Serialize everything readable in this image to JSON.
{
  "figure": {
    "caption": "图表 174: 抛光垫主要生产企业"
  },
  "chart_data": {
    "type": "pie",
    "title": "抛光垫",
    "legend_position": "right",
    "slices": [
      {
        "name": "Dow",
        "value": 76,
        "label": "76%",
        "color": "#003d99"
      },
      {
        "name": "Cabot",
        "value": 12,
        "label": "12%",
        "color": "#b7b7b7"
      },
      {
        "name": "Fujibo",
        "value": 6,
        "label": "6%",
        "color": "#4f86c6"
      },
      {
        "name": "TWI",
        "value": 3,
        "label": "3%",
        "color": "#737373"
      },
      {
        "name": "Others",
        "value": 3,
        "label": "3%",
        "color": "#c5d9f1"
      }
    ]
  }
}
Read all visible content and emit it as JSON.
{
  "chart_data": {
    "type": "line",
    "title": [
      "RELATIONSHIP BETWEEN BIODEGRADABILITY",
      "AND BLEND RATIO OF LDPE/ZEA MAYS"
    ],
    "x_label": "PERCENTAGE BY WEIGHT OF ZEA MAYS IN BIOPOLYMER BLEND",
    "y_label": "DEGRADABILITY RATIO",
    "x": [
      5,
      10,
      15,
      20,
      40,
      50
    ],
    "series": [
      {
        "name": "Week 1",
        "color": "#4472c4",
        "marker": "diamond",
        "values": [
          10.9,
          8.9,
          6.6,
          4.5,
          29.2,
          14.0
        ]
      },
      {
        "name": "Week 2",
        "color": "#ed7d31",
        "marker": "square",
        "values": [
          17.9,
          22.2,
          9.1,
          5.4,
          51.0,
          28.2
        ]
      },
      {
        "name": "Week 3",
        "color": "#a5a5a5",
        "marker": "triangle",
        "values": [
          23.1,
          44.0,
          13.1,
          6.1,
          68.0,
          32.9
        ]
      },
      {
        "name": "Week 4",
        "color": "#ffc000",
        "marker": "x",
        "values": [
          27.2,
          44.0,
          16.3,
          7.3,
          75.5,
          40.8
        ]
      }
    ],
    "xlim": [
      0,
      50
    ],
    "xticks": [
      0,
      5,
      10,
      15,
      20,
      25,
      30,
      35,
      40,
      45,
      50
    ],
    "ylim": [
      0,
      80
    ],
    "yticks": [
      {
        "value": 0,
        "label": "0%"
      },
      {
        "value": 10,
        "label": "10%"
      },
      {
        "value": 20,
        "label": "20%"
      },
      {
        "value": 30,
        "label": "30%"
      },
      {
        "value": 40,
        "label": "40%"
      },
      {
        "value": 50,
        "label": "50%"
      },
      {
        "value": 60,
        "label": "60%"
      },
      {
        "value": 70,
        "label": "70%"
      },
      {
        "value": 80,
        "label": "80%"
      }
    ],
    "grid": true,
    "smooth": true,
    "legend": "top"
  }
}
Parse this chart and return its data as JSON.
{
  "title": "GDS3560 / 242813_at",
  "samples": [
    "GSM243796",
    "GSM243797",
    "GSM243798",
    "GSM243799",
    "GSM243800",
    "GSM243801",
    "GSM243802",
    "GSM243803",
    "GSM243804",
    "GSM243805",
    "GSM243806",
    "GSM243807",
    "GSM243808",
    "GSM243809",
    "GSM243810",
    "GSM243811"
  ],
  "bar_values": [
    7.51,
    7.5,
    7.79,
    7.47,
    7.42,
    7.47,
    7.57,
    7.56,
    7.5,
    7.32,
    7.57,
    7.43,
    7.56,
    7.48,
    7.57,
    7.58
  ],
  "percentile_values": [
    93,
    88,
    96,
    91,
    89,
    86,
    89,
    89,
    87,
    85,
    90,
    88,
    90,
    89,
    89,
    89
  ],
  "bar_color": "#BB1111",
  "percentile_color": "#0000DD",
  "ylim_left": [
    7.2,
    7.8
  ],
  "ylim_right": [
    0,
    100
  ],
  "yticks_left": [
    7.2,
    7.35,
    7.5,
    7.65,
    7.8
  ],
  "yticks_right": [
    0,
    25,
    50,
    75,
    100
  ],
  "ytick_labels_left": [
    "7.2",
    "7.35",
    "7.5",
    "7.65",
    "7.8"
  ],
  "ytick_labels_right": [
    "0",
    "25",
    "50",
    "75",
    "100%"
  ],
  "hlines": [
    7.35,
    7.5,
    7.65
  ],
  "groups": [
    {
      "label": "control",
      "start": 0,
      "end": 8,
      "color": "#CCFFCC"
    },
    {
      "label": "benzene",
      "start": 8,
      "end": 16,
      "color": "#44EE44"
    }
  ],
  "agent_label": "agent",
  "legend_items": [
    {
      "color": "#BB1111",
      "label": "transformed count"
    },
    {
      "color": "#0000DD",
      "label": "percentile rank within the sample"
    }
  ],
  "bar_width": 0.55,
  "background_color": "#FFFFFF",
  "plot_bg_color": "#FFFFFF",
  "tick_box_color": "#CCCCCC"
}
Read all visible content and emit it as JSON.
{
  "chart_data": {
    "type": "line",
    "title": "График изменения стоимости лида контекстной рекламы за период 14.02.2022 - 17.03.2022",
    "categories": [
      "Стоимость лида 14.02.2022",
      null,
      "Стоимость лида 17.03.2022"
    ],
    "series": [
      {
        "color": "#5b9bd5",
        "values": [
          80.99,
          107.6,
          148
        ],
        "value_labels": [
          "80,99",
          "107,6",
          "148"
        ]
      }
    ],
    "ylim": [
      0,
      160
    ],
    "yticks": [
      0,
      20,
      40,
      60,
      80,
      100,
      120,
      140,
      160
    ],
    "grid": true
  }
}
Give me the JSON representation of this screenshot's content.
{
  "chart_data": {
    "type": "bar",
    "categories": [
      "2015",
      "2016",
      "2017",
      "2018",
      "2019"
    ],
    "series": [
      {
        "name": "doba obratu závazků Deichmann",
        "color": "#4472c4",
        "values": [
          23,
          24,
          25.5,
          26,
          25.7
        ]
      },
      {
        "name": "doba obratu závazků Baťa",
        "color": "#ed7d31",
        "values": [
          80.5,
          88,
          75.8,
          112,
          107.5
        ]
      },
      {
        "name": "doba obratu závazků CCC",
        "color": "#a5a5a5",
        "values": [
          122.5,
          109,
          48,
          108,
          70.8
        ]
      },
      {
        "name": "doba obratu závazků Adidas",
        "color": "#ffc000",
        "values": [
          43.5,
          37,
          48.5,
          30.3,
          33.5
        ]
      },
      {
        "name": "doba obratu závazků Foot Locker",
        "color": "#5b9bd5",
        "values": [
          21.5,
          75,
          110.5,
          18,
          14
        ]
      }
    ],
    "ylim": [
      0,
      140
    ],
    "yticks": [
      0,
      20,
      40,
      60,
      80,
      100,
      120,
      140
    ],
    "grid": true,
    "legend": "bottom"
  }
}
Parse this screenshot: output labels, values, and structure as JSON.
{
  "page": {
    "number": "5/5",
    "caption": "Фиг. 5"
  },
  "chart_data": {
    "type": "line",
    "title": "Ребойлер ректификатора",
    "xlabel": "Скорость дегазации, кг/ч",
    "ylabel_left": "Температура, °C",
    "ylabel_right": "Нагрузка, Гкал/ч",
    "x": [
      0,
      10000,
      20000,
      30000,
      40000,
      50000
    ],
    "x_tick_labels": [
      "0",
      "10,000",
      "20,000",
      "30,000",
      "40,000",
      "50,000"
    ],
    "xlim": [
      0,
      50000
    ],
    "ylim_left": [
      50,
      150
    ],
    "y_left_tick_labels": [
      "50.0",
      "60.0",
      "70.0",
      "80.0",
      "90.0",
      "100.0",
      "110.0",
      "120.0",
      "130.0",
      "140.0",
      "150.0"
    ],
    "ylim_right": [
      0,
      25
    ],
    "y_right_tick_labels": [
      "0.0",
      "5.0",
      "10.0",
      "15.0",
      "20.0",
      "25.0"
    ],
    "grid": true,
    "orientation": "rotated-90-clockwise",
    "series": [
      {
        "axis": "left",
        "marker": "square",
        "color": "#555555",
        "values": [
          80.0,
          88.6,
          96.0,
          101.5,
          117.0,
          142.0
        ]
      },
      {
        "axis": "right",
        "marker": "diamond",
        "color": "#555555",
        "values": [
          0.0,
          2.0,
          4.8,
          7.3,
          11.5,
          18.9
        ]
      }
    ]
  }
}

* _Written instruction_:
Extract, from the listing above, every line where the string "RATIO" occurs.

* _Output below_:
      "AND BLEND RATIO OF LDPE/ZEA MAYS"
    "y_label": "DEGRADABILITY RATIO",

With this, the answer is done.